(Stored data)

..........

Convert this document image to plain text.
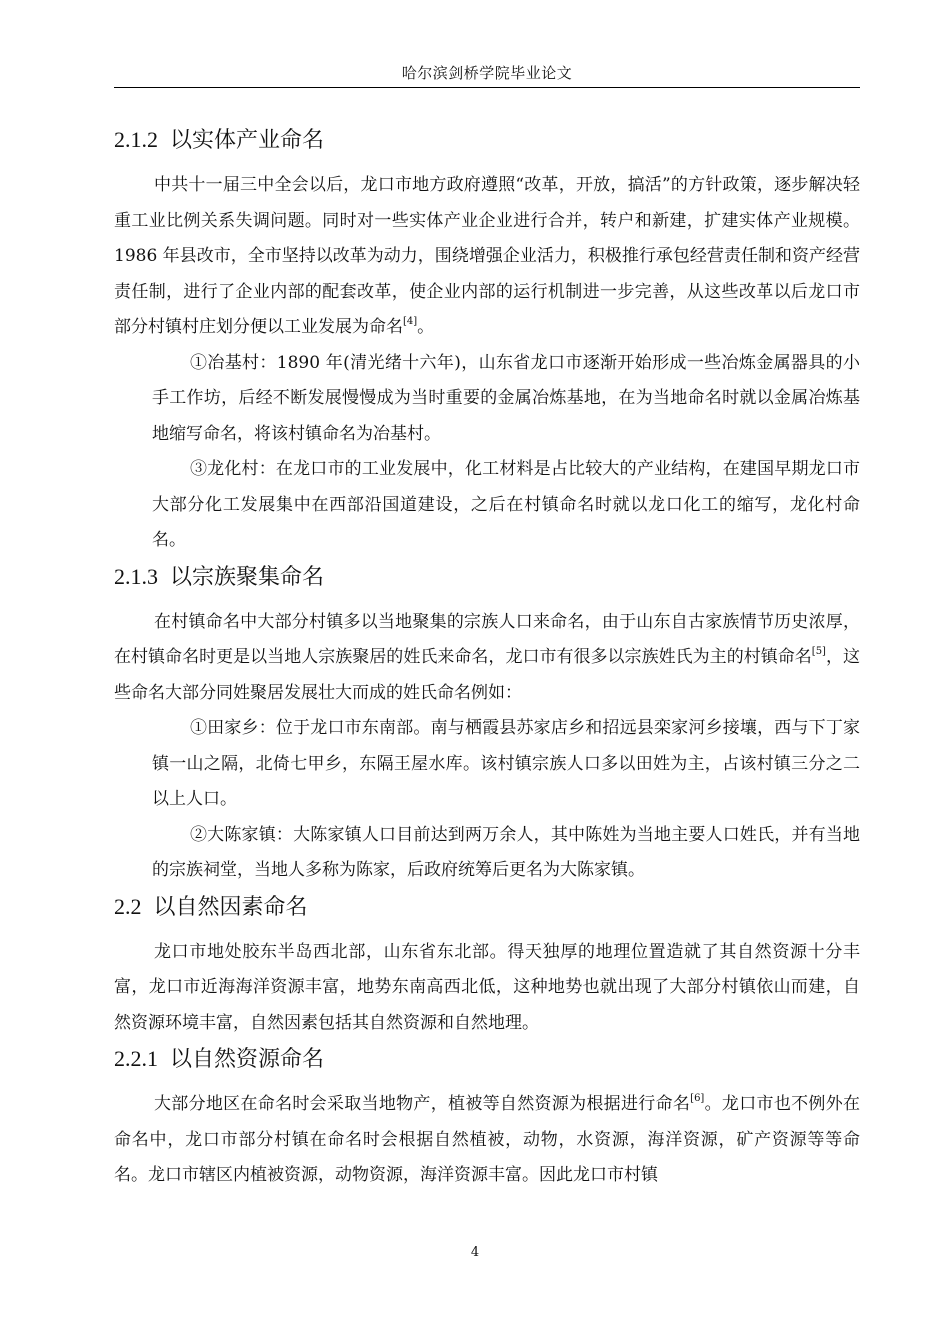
哈尔滨剑桥学院毕业论文
2.1.2 以实体产业命名

中共十一届三中全会以后，龙口市地方政府遵照“改革，开放，搞活”的方针政策，逐步解决轻重工业比例关系失调问题。同时对一些实体产业企业进行合并，转户和新建，扩建实体产业规模。1986 年县改市，全市坚持以改革为动力，围绕增强企业活力，积极推行承包经营责任制和资产经营责任制，进行了企业内部的配套改革，使企业内部的运行机制进一步完善，从这些改革以后龙口市部分村镇村庄划分便以工业发展为命名[4]。

①冶基村：1890 年(清光绪十六年)，山东省龙口市逐渐开始形成一些冶炼金属器具的小手工作坊，后经不断发展慢慢成为当时重要的金属冶炼基地，在为当地命名时就以金属冶炼基地缩写命名，将该村镇命名为冶基村。

③龙化村：在龙口市的工业发展中，化工材料是占比较大的产业结构，在建国早期龙口市大部分化工发展集中在西部沿国道建设，之后在村镇命名时就以龙口化工的缩写，龙化村命名。

2.1.3 以宗族聚集命名

在村镇命名中大部分村镇多以当地聚集的宗族人口来命名，由于山东自古家族情节历史浓厚，在村镇命名时更是以当地人宗族聚居的姓氏来命名，龙口市有很多以宗族姓氏为主的村镇命名[5]，这些命名大部分同姓聚居发展壮大而成的姓氏命名例如：

①田家乡：位于龙口市东南部。南与栖霞县苏家店乡和招远县栾家河乡接壤，西与下丁家镇一山之隔，北倚七甲乡，东隔王屋水库。该村镇宗族人口多以田姓为主，占该村镇三分之二以上人口。

②大陈家镇：大陈家镇人口目前达到两万余人，其中陈姓为当地主要人口姓氏，并有当地的宗族祠堂，当地人多称为陈家，后政府统筹后更名为大陈家镇。

2.2 以自然因素命名

龙口市地处胶东半岛西北部，山东省东北部。得天独厚的地理位置造就了其自然资源十分丰富，龙口市近海海洋资源丰富，地势东南高西北低，这种地势也就出现了大部分村镇依山而建，自然资源环境丰富，自然因素包括其自然资源和自然地理。

2.2.1 以自然资源命名

大部分地区在命名时会采取当地物产，植被等自然资源为根据进行命名[6]。龙口市也不例外在命名中，龙口市部分村镇在命名时会根据自然植被，动物，水资源，海洋资源，矿产资源等等命名。龙口市辖区内植被资源，动物资源，海洋资源丰富。因此龙口市村镇

4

..........

◆ What the task requires
Print all entries exactly. The images do not belong in the copy.

◆ Answer below
Convert this document image to plain text.
哈尔滨剑桥学院毕业论文
2.1.2 以实体产业命名

中共十一届三中全会以后，龙口市地方政府遵照“改革，开放，搞活”的方针政策，逐步解决轻重工业比例关系失调问题。同时对一些实体产业企业进行合并，转户和新建，扩建实体产业规模。1986 年县改市，全市坚持以改革为动力，围绕增强企业活力，积极推行承包经营责任制和资产经营责任制，进行了企业内部的配套改革，使企业内部的运行机制进一步完善，从这些改革以后龙口市部分村镇村庄划分便以工业发展为命名[4]。

①冶基村：1890 年(清光绪十六年)，山东省龙口市逐渐开始形成一些冶炼金属器具的小手工作坊，后经不断发展慢慢成为当时重要的金属冶炼基地，在为当地命名时就以金属冶炼基地缩写命名，将该村镇命名为冶基村。

③龙化村：在龙口市的工业发展中，化工材料是占比较大的产业结构，在建国早期龙口市大部分化工发展集中在西部沿国道建设，之后在村镇命名时就以龙口化工的缩写，龙化村命名。

2.1.3 以宗族聚集命名

在村镇命名中大部分村镇多以当地聚集的宗族人口来命名，由于山东自古家族情节历史浓厚，在村镇命名时更是以当地人宗族聚居的姓氏来命名，龙口市有很多以宗族姓氏为主的村镇命名[5]，这些命名大部分同姓聚居发展壮大而成的姓氏命名例如：

①田家乡：位于龙口市东南部。南与栖霞县苏家店乡和招远县栾家河乡接壤，西与下丁家镇一山之隔，北倚七甲乡，东隔王屋水库。该村镇宗族人口多以田姓为主，占该村镇三分之二以上人口。

②大陈家镇：大陈家镇人口目前达到两万余人，其中陈姓为当地主要人口姓氏，并有当地的宗族祠堂，当地人多称为陈家，后政府统筹后更名为大陈家镇。

2.2 以自然因素命名

龙口市地处胶东半岛西北部，山东省东北部。得天独厚的地理位置造就了其自然资源十分丰富，龙口市近海海洋资源丰富，地势东南高西北低，这种地势也就出现了大部分村镇依山而建，自然资源环境丰富，自然因素包括其自然资源和自然地理。

2.2.1 以自然资源命名

大部分地区在命名时会采取当地物产，植被等自然资源为根据进行命名[6]。龙口市也不例外在命名中，龙口市部分村镇在命名时会根据自然植被，动物，水资源，海洋资源，矿产资源等等命名。龙口市辖区内植被资源，动物资源，海洋资源丰富。因此龙口市村镇

4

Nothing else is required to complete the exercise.